Restate the whole listing exactly.

+++ Information provided

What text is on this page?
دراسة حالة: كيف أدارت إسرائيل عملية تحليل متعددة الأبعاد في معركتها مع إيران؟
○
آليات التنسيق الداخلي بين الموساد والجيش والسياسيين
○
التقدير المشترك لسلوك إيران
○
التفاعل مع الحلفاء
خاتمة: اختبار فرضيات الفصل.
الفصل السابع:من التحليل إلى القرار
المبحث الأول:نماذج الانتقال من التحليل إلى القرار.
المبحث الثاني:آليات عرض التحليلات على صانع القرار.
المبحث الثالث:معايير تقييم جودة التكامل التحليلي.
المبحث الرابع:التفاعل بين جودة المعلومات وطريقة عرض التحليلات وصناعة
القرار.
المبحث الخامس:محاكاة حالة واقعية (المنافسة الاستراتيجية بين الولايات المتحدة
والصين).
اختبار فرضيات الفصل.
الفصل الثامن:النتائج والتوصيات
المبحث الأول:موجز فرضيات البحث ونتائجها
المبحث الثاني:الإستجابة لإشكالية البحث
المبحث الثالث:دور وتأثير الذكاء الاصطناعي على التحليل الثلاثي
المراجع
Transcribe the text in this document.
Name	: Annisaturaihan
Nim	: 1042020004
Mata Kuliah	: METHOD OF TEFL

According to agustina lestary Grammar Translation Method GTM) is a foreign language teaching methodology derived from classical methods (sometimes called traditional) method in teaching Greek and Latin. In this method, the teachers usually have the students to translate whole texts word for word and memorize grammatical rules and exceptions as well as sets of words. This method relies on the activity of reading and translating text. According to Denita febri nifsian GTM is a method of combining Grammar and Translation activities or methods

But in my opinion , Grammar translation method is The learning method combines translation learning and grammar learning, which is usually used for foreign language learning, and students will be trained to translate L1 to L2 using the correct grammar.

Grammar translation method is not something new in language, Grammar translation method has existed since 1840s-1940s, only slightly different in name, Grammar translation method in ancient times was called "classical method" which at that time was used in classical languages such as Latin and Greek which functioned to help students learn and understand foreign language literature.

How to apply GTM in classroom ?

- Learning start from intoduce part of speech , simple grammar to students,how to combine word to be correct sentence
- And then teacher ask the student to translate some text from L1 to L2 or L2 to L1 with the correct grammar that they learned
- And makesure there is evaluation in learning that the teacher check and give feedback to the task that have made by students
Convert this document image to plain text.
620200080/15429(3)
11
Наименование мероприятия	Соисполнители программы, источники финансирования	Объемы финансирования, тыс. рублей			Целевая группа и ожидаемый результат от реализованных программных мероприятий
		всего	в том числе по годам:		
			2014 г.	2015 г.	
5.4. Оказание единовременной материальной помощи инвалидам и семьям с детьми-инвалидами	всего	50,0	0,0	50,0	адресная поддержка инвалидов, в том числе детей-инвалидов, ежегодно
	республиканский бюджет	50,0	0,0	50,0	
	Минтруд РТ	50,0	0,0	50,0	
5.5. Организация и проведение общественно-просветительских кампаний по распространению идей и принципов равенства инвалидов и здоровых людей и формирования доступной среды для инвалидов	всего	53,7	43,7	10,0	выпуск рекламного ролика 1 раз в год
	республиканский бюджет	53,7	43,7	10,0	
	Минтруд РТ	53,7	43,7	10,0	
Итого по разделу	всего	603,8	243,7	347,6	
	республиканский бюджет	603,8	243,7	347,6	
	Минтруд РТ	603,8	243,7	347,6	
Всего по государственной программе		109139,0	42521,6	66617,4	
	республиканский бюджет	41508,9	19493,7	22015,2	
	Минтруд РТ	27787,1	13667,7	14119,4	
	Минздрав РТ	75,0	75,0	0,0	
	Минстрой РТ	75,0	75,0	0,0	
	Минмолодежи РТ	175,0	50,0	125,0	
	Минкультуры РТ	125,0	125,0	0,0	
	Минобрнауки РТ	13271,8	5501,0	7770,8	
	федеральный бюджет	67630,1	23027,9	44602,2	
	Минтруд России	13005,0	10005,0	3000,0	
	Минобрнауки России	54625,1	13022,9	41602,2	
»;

++++++

• Result for this exercise
What text is on this page?
دراسة حالة: كيف أدارت إسرائيل عملية تحليل متعددة الأبعاد في معركتها مع إيران؟
○
آليات التنسيق الداخلي بين الموساد والجيش والسياسيين
○
التقدير المشترك لسلوك إيران
○
التفاعل مع الحلفاء
خاتمة: اختبار فرضيات الفصل.
الفصل السابع:من التحليل إلى القرار
المبحث الأول:نماذج الانتقال من التحليل إلى القرار.
المبحث الثاني:آليات عرض التحليلات على صانع القرار.
المبحث الثالث:معايير تقييم جودة التكامل التحليلي.
المبحث الرابع:التفاعل بين جودة المعلومات وطريقة عرض التحليلات وصناعة
القرار.
المبحث الخامس:محاكاة حالة واقعية (المنافسة الاستراتيجية بين الولايات المتحدة
والصين).
اختبار فرضيات الفصل.
الفصل الثامن:النتائج والتوصيات
المبحث الأول:موجز فرضيات البحث ونتائجها
المبحث الثاني:الإستجابة لإشكالية البحث
المبحث الثالث:دور وتأثير الذكاء الاصطناعي على التحليل الثلاثي
المراجع
Transcribe the text in this document.
Name	: Annisaturaihan
Nim	: 1042020004
Mata Kuliah	: METHOD OF TEFL

According to agustina lestary Grammar Translation Method GTM) is a foreign language teaching methodology derived from classical methods (sometimes called traditional) method in teaching Greek and Latin. In this method, the teachers usually have the students to translate whole texts word for word and memorize grammatical rules and exceptions as well as sets of words. This method relies on the activity of reading and translating text. According to Denita febri nifsian GTM is a method of combining Grammar and Translation activities or methods

But in my opinion , Grammar translation method is The learning method combines translation learning and grammar learning, which is usually used for foreign language learning, and students will be trained to translate L1 to L2 using the correct grammar.

Grammar translation method is not something new in language, Grammar translation method has existed since 1840s-1940s, only slightly different in name, Grammar translation method in ancient times was called "classical method" which at that time was used in classical languages such as Latin and Greek which functioned to help students learn and understand foreign language literature.

How to apply GTM in classroom ?

- Learning start from intoduce part of speech , simple grammar to students,how to combine word to be correct sentence
- And then teacher ask the student to translate some text from L1 to L2 or L2 to L1 with the correct grammar that they learned
- And makesure there is evaluation in learning that the teacher check and give feedback to the task that have made by students
Convert this document image to plain text.
620200080/15429(3)
11
Наименование мероприятия	Соисполнители программы, источники финансирования	Объемы финансирования, тыс. рублей			Целевая группа и ожидаемый результат от реализованных программных мероприятий
		всего	в том числе по годам:		
			2014 г.	2015 г.	
5.4. Оказание единовременной материальной помощи инвалидам и семьям с детьми-инвалидами	всего	50,0	0,0	50,0	адресная поддержка инвалидов, в том числе детей-инвалидов, ежегодно
	республиканский бюджет	50,0	0,0	50,0	
	Минтруд РТ	50,0	0,0	50,0	
5.5. Организация и проведение общественно-просветительских кампаний по распространению идей и принципов равенства инвалидов и здоровых людей и формирования доступной среды для инвалидов	всего	53,7	43,7	10,0	выпуск рекламного ролика 1 раз в год
	республиканский бюджет	53,7	43,7	10,0	
	Минтруд РТ	53,7	43,7	10,0	
Итого по разделу	всего	603,8	243,7	347,6	
	республиканский бюджет	603,8	243,7	347,6	
	Минтруд РТ	603,8	243,7	347,6	
Всего по государственной программе		109139,0	42521,6	66617,4	
	республиканский бюджет	41508,9	19493,7	22015,2	
	Минтруд РТ	27787,1	13667,7	14119,4	
	Минздрав РТ	75,0	75,0	0,0	
	Минстрой РТ	75,0	75,0	0,0	
	Минмолодежи РТ	175,0	50,0	125,0	
	Минкультуры РТ	125,0	125,0	0,0	
	Минобрнауки РТ	13271,8	5501,0	7770,8	
	федеральный бюджет	67630,1	23027,9	44602,2	
	Минтруд России	13005,0	10005,0	3000,0	
	Минобрнауки России	54625,1	13022,9	41602,2	
»;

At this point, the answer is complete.